* begin *

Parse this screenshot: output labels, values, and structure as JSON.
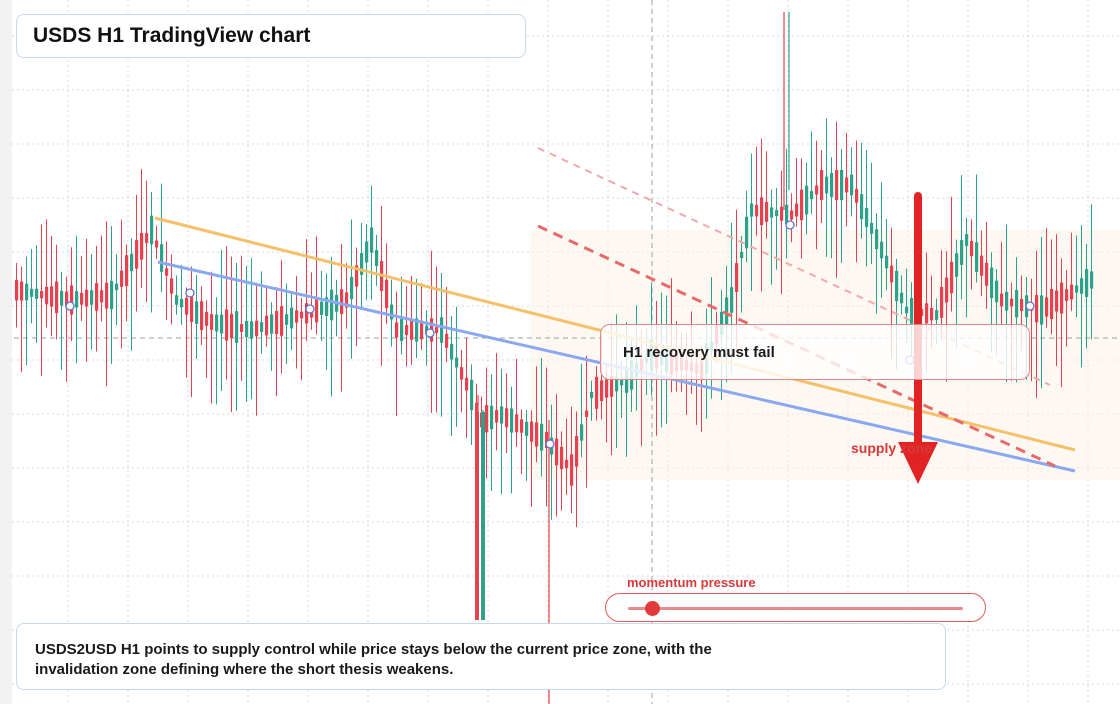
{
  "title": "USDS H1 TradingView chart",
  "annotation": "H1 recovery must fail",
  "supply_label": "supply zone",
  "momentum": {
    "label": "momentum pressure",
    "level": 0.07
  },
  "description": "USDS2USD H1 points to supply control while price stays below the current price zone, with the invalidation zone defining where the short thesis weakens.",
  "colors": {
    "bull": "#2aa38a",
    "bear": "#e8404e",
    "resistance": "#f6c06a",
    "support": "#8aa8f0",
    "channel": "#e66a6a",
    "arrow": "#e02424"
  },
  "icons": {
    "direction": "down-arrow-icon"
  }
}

* end *
* begin *

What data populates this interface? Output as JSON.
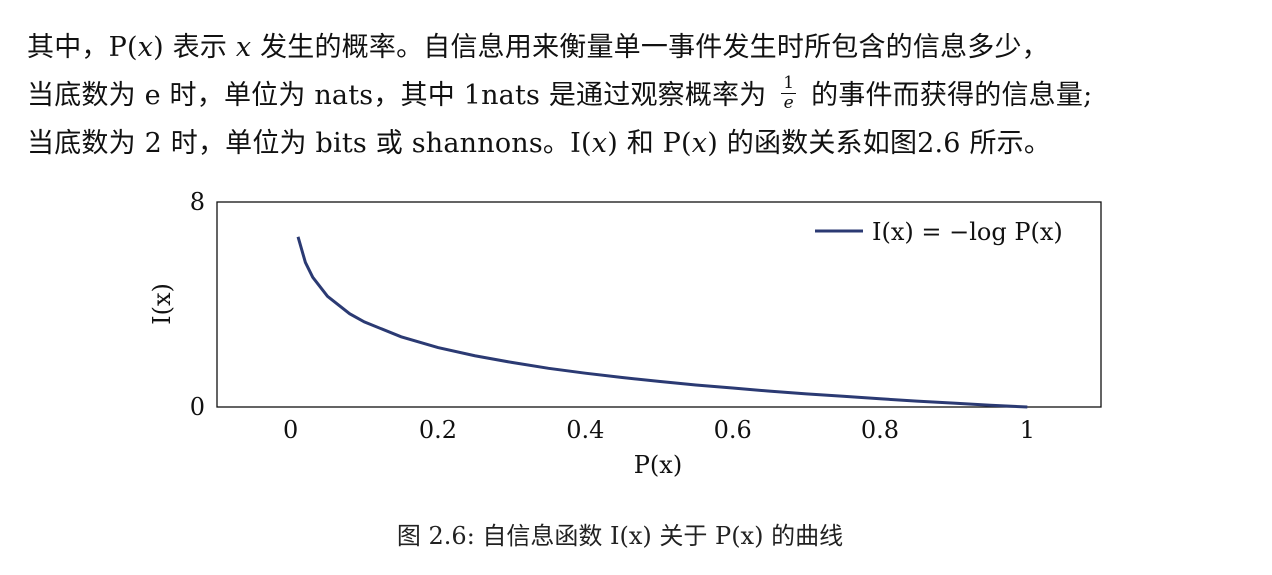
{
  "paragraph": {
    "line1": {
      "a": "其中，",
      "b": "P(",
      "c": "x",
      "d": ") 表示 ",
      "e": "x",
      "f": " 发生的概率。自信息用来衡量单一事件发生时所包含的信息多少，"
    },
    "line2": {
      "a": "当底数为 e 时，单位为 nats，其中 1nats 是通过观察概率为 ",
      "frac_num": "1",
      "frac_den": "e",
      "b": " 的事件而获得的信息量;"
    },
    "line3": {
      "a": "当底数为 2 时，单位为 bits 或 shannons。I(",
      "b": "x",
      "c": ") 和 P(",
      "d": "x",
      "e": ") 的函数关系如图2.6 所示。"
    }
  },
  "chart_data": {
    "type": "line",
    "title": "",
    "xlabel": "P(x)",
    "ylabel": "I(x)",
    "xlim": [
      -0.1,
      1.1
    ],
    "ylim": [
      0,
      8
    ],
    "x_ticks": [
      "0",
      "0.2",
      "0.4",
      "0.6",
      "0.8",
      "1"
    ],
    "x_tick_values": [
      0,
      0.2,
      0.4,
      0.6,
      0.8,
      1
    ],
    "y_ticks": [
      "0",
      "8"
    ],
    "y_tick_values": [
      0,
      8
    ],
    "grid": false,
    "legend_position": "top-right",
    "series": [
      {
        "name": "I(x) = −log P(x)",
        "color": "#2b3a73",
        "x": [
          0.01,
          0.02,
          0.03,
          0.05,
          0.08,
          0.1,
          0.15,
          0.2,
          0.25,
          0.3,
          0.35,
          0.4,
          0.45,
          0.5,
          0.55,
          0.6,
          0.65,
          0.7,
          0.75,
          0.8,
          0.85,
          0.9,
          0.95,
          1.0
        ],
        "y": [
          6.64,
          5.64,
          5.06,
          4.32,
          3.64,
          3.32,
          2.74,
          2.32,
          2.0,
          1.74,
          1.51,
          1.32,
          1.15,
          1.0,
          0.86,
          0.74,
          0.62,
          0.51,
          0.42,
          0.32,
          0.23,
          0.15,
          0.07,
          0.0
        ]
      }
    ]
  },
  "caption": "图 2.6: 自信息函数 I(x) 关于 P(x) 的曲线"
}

* end *
* begin *

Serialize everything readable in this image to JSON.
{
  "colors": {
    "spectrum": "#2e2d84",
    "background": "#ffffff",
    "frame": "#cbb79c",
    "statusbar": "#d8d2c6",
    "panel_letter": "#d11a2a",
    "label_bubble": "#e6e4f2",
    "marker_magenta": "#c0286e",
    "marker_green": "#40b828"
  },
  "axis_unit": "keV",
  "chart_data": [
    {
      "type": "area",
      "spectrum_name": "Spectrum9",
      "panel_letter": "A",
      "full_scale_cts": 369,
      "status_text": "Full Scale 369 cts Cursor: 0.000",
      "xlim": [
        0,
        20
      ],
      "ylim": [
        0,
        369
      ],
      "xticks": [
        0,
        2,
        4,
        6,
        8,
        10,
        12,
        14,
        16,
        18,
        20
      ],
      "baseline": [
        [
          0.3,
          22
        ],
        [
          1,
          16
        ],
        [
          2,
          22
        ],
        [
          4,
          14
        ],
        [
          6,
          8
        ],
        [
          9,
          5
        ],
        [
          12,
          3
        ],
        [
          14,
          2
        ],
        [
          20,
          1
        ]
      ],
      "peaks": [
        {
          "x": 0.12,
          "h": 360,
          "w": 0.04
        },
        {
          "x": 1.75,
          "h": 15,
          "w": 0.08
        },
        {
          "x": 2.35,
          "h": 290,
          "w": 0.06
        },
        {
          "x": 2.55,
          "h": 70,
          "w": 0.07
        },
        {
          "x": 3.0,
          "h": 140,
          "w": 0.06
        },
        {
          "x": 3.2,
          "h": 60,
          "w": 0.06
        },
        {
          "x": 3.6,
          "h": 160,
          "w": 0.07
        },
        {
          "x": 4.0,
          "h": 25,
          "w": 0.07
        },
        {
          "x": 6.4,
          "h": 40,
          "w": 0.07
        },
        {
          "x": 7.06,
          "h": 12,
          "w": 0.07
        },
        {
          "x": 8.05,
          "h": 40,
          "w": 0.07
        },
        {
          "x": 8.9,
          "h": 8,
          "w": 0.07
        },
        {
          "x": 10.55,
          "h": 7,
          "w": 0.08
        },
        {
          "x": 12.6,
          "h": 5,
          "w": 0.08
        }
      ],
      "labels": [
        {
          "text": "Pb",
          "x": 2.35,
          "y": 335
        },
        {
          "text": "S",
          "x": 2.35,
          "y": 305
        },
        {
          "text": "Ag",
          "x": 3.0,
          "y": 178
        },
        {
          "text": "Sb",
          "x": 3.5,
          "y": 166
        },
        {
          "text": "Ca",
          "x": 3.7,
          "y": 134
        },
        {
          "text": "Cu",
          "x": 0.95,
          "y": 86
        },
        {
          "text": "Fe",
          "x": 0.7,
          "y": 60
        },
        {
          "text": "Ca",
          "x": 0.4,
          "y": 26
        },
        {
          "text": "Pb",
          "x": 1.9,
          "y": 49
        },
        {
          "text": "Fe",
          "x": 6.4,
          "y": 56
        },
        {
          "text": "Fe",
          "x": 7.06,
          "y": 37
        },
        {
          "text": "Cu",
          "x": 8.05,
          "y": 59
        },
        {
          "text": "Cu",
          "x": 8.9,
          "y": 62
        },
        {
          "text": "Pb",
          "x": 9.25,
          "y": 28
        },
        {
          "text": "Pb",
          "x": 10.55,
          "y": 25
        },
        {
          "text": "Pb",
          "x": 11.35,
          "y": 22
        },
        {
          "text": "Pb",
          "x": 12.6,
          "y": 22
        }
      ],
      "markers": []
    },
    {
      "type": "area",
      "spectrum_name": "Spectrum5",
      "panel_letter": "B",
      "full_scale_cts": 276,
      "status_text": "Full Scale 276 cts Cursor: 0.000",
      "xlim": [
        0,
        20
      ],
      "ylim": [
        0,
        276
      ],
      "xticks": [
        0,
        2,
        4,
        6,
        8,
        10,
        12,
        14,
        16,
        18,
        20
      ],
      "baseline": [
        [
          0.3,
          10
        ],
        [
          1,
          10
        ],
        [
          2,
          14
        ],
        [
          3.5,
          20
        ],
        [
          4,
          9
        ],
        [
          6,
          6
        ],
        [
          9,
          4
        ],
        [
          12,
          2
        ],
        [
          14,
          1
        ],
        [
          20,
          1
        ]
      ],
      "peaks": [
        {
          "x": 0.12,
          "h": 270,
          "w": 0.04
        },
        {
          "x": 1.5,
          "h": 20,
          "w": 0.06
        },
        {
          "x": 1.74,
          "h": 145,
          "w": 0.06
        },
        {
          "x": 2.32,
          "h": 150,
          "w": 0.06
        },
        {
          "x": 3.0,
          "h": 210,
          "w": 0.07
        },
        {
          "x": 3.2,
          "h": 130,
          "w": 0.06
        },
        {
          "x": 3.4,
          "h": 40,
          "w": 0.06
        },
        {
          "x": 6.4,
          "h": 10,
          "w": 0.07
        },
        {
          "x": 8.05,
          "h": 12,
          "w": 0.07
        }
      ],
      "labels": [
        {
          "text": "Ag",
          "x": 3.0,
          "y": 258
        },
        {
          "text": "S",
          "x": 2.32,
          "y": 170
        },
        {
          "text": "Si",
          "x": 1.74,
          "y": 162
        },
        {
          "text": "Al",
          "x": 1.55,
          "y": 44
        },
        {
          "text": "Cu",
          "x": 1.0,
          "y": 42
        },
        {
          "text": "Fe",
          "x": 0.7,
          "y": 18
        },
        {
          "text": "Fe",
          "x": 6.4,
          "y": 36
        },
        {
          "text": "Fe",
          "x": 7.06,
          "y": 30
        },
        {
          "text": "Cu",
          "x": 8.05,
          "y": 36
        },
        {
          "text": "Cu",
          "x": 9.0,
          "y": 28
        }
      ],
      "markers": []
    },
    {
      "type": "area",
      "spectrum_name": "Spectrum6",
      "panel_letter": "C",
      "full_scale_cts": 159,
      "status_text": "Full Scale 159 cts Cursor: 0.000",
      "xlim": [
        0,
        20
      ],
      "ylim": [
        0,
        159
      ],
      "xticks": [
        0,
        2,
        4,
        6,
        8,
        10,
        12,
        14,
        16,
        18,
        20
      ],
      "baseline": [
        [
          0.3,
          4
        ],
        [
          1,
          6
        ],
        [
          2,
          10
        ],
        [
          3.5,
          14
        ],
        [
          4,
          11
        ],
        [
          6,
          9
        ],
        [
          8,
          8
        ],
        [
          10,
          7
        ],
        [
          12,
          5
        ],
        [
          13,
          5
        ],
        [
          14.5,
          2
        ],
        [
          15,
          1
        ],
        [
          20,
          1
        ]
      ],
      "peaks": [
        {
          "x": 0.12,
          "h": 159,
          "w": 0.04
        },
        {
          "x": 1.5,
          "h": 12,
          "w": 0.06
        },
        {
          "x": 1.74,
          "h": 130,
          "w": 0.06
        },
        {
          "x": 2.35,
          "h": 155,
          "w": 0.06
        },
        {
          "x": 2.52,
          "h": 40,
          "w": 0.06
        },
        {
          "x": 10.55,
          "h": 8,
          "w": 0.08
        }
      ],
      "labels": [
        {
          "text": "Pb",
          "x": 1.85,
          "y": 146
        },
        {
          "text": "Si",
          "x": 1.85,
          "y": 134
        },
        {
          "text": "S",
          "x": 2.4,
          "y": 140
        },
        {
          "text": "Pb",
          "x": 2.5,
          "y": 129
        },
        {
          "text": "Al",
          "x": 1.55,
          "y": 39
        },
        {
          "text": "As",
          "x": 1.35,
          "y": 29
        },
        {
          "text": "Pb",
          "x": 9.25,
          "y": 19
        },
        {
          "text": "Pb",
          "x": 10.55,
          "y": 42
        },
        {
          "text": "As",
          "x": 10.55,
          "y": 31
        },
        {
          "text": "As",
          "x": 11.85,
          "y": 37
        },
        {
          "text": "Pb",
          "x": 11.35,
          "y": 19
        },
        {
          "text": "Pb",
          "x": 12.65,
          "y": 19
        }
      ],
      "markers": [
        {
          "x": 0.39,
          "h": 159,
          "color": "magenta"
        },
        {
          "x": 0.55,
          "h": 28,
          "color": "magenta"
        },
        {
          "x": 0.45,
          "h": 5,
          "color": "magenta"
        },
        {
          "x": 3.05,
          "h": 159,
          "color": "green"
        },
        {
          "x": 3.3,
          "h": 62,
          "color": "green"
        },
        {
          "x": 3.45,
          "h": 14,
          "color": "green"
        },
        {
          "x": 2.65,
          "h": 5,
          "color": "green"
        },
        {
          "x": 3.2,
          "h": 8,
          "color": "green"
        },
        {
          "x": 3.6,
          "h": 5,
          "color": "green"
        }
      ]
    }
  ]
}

* end *

* _Work to be completed_:
Pull every line containing the word "title" out of the material.

* _Solution to this exercise_:
  "title": "USDS H1 TradingView chart",
    "title": "",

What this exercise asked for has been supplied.